__Yapılacak iş__.
"What elements are" ifadesinin geçtiği satırdan başlayıp "1316, 751, 1340]" ifadesinin geçtiği satırda biten satırları, "line chart" yerine "bar chart" yazarak güncelle; geri kalan her şey aynen kalsın.

__Kullanılacak veriler__.
******

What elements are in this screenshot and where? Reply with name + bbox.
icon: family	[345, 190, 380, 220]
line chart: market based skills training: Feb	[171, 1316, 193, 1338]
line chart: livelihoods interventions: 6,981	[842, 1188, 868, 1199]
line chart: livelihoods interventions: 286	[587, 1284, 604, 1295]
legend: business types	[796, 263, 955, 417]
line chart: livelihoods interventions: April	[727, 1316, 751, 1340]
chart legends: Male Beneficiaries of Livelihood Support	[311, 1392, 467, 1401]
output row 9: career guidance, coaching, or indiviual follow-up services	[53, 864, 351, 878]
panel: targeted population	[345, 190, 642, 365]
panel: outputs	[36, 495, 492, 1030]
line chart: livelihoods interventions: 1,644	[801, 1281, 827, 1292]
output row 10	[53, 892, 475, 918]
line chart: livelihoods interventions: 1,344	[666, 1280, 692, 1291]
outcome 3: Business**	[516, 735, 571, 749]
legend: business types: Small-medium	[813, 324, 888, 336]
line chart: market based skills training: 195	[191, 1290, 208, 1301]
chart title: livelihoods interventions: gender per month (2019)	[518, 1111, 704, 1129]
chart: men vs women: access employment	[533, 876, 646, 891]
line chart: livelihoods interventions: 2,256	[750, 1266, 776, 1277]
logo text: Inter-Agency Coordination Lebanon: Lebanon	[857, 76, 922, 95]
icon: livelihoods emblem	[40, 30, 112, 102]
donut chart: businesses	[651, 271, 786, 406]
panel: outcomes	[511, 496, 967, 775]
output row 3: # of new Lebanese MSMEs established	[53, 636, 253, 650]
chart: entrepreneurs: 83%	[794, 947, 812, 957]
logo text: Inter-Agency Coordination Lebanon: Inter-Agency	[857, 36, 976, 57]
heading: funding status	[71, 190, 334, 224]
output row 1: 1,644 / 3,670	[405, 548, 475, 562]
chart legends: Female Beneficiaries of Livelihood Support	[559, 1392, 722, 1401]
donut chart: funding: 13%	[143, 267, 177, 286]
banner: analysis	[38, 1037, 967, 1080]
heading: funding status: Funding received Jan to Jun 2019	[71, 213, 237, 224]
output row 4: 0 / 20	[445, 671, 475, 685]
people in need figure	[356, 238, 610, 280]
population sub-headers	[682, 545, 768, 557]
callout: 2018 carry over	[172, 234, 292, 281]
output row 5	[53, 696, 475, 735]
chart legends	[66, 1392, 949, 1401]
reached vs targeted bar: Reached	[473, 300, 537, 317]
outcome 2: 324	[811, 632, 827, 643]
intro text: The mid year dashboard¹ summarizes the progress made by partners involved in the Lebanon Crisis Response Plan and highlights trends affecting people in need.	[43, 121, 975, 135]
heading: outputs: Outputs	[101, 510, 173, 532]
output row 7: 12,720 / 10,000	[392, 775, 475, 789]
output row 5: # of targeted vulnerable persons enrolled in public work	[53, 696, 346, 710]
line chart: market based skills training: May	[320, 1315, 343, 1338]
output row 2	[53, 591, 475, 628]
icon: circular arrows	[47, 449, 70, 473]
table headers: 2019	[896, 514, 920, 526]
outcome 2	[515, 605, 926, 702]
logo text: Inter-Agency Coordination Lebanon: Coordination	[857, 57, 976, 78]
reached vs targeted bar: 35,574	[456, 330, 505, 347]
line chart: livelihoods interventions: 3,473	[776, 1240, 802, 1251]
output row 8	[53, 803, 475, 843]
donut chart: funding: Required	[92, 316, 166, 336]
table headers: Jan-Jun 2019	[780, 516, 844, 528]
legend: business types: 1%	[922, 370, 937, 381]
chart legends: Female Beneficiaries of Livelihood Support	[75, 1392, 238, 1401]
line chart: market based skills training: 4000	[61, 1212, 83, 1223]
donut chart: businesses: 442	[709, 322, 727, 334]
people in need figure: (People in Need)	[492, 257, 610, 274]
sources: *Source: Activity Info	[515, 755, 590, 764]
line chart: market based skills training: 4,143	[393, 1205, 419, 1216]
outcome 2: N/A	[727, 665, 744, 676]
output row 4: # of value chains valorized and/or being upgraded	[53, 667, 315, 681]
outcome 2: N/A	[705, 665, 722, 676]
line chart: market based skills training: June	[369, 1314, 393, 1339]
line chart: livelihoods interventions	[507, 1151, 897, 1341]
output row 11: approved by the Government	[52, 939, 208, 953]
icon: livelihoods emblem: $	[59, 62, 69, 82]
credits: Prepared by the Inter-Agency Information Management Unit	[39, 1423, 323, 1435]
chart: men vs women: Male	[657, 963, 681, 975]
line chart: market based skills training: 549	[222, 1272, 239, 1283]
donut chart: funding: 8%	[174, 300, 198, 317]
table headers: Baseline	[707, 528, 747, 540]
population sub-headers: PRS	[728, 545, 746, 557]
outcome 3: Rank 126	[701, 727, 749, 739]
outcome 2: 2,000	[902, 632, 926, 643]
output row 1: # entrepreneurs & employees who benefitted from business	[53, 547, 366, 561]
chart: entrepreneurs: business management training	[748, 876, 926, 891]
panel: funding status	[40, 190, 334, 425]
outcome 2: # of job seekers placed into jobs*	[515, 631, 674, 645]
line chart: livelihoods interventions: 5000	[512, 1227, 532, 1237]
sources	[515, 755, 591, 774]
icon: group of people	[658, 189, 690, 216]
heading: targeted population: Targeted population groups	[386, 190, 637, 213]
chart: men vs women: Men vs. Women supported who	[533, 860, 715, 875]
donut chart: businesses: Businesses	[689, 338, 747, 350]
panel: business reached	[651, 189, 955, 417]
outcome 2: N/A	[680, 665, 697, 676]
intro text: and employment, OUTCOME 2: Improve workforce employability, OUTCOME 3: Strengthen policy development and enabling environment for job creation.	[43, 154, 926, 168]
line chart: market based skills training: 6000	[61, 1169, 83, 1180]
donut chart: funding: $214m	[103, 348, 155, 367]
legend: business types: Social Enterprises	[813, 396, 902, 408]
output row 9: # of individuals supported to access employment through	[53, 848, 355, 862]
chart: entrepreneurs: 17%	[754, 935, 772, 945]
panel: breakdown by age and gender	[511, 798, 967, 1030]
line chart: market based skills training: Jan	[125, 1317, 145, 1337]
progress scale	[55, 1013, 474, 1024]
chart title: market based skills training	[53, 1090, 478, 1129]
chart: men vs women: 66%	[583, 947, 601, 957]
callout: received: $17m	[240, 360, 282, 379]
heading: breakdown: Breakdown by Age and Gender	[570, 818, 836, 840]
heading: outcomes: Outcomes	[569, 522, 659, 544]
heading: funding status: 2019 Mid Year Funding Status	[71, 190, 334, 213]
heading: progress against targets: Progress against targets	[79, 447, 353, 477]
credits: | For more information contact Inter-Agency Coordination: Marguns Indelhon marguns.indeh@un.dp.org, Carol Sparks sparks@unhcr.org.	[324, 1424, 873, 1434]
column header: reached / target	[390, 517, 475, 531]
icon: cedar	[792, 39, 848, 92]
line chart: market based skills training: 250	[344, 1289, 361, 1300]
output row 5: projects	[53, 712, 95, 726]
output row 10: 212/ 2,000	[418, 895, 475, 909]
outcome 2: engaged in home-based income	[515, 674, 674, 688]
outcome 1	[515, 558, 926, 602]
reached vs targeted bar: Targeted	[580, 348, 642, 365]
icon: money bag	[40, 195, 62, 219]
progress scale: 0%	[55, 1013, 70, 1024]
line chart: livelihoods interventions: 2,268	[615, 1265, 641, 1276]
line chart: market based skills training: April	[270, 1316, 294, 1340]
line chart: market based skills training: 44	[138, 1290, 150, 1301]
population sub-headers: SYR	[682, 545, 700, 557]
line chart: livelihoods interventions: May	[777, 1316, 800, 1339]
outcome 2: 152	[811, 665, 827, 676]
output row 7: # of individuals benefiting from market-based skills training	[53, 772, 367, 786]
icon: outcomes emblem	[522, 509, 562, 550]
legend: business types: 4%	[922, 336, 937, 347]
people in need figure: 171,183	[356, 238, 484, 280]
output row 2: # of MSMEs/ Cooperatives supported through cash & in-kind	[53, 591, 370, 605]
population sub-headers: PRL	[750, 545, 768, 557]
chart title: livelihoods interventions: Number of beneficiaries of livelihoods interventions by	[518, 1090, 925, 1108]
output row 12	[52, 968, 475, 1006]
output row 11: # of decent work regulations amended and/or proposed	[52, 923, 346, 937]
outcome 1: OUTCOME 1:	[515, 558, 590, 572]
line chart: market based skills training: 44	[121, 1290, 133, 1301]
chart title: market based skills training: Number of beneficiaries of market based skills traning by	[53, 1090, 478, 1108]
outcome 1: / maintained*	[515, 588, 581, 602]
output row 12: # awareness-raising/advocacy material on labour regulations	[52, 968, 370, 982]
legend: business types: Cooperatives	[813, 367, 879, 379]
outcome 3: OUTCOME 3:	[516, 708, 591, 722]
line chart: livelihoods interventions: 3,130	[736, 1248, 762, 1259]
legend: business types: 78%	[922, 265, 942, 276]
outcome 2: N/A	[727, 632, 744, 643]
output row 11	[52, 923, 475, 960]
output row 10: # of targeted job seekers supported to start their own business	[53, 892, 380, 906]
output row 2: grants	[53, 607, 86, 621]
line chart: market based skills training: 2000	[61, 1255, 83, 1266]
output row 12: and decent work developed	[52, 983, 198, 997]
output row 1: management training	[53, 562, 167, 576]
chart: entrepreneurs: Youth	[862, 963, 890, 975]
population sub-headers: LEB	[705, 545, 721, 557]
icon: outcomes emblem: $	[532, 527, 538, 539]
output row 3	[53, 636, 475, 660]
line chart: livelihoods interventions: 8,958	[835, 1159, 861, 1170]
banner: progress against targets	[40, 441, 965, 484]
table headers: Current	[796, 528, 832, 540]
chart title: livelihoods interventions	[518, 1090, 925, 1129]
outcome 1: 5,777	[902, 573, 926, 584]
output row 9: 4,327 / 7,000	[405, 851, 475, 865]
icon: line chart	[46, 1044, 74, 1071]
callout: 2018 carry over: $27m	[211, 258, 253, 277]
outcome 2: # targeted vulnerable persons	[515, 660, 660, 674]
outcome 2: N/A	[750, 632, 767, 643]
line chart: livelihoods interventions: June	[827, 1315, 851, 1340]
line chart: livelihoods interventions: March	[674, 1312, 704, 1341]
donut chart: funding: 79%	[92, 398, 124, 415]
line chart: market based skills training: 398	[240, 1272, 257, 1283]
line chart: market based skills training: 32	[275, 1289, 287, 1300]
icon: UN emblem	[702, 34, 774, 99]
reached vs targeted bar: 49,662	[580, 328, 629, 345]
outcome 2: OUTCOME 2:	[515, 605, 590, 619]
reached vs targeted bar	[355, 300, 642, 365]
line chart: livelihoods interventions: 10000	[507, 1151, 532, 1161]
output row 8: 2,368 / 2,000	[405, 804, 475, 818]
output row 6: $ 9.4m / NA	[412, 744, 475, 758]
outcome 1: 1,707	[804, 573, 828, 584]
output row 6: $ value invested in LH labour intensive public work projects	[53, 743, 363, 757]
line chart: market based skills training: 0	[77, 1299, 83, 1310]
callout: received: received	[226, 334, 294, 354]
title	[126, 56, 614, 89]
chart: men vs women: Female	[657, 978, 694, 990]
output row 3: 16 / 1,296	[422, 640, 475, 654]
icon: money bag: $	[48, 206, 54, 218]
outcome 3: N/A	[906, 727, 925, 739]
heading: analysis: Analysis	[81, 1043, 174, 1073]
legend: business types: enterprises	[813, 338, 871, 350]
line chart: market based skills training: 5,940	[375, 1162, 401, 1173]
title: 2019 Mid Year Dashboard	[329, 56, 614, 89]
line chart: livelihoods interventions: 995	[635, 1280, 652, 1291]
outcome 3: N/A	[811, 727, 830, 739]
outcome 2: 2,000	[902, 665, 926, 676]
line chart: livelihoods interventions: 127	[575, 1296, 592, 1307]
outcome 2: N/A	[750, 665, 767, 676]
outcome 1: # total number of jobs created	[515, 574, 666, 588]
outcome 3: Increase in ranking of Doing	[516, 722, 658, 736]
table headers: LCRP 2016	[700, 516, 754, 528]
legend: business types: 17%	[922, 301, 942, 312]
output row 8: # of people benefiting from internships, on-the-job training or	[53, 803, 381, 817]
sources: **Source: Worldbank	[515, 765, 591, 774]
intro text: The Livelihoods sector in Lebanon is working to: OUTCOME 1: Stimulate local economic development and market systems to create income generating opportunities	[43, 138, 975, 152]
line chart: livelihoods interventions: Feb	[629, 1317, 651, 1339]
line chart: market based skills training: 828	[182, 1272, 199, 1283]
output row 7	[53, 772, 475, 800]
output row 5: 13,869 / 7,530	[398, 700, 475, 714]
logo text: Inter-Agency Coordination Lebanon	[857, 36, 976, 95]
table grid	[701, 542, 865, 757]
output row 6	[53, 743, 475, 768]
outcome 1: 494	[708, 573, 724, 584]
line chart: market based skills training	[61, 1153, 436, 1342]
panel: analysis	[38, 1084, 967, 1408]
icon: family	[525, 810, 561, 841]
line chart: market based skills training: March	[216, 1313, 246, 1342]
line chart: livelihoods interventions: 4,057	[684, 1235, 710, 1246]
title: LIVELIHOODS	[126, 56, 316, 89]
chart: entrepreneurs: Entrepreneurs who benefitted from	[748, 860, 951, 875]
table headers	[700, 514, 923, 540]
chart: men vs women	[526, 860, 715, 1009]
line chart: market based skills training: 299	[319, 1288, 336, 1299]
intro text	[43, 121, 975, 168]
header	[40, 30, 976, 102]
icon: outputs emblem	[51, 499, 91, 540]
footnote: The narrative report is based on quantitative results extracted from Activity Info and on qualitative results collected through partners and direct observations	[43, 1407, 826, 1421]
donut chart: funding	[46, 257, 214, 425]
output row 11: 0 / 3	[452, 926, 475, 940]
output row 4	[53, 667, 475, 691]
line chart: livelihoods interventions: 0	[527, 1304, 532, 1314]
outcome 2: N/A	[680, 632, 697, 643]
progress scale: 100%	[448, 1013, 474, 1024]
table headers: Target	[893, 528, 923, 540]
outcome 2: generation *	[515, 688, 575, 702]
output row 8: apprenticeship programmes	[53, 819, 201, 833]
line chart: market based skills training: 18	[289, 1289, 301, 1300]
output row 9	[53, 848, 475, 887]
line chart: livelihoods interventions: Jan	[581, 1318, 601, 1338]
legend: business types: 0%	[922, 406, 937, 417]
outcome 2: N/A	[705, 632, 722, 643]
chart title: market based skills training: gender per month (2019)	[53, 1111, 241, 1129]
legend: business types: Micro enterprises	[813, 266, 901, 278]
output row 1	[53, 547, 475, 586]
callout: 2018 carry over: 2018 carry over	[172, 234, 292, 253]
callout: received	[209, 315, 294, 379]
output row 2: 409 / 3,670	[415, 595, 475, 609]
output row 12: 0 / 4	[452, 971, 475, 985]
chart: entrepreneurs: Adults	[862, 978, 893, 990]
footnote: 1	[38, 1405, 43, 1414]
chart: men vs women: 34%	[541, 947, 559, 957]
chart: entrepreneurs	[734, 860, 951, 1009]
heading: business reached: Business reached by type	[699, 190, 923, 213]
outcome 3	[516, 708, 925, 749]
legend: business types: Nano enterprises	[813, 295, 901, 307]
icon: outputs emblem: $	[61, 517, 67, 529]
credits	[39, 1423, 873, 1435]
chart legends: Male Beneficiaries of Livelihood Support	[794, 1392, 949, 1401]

******

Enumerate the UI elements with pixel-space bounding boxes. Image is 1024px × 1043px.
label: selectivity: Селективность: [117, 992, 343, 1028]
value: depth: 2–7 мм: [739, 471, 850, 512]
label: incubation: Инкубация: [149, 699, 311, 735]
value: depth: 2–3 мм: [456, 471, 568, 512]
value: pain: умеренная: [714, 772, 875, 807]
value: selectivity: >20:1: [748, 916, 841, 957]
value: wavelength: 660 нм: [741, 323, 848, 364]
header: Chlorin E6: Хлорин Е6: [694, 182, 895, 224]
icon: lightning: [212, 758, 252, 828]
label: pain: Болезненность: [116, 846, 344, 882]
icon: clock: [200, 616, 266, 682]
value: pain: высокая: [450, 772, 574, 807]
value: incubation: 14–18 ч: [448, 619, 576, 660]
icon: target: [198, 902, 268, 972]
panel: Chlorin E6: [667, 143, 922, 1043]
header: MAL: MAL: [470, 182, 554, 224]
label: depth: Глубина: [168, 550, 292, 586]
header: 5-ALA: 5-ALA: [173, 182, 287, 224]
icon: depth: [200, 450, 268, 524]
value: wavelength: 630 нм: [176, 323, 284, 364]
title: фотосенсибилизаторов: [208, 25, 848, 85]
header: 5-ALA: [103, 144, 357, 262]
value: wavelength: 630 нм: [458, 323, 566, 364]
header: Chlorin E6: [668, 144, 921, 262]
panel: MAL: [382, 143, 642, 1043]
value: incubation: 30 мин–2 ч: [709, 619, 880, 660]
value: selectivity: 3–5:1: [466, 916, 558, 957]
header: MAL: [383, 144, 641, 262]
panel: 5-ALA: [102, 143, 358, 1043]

******

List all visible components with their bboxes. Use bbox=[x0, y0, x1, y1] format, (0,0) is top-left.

******

__Tamamlanmış alıştırma__.
What elements are in this screenshot and where? Reply with name + bbox.
icon: family	[345, 190, 380, 220]
bar chart: market based skills training: Feb	[171, 1316, 193, 1338]
bar chart: livelihoods interventions: 6,981	[842, 1188, 868, 1199]
bar chart: livelihoods interventions: 286	[587, 1284, 604, 1295]
legend: business types	[796, 263, 955, 417]
bar chart: livelihoods interventions: April	[727, 1316, 751, 1340]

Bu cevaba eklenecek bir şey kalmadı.